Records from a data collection

----

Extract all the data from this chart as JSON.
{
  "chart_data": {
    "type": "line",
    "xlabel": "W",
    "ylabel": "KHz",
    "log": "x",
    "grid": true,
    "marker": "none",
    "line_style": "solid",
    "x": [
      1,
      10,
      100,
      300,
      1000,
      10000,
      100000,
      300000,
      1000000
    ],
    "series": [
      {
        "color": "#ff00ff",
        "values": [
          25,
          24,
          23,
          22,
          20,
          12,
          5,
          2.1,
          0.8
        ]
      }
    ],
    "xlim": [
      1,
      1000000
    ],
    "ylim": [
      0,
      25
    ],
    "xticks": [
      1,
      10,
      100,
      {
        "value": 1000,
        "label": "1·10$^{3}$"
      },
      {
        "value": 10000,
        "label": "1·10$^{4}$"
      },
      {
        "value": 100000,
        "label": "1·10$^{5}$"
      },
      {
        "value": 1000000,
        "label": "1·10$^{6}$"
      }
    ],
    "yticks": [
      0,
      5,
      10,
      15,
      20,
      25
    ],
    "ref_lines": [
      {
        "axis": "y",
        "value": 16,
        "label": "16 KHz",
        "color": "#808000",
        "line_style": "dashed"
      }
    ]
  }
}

----

▶ [Problem]: Return all of the data word for word.

▶ [Output for this task]:
Extract all the data from this chart as JSON.
{
  "chart_data": {
    "type": "line",
    "xlabel": "W",
    "ylabel": "KHz",
    "log": "x",
    "grid": true,
    "marker": "none",
    "line_style": "solid",
    "x": [
      1,
      10,
      100,
      300,
      1000,
      10000,
      100000,
      300000,
      1000000
    ],
    "series": [
      {
        "color": "#ff00ff",
        "values": [
          25,
          24,
          23,
          22,
          20,
          12,
          5,
          2.1,
          0.8
        ]
      }
    ],
    "xlim": [
      1,
      1000000
    ],
    "ylim": [
      0,
      25
    ],
    "xticks": [
      1,
      10,
      100,
      {
        "value": 1000,
        "label": "1·10$^{3}$"
      },
      {
        "value": 10000,
        "label": "1·10$^{4}$"
      },
      {
        "value": 100000,
        "label": "1·10$^{5}$"
      },
      {
        "value": 1000000,
        "label": "1·10$^{6}$"
      }
    ],
    "yticks": [
      0,
      5,
      10,
      15,
      20,
      25
    ],
    "ref_lines": [
      {
        "axis": "y",
        "value": 16,
        "label": "16 KHz",
        "color": "#808000",
        "line_style": "dashed"
      }
    ]
  }
}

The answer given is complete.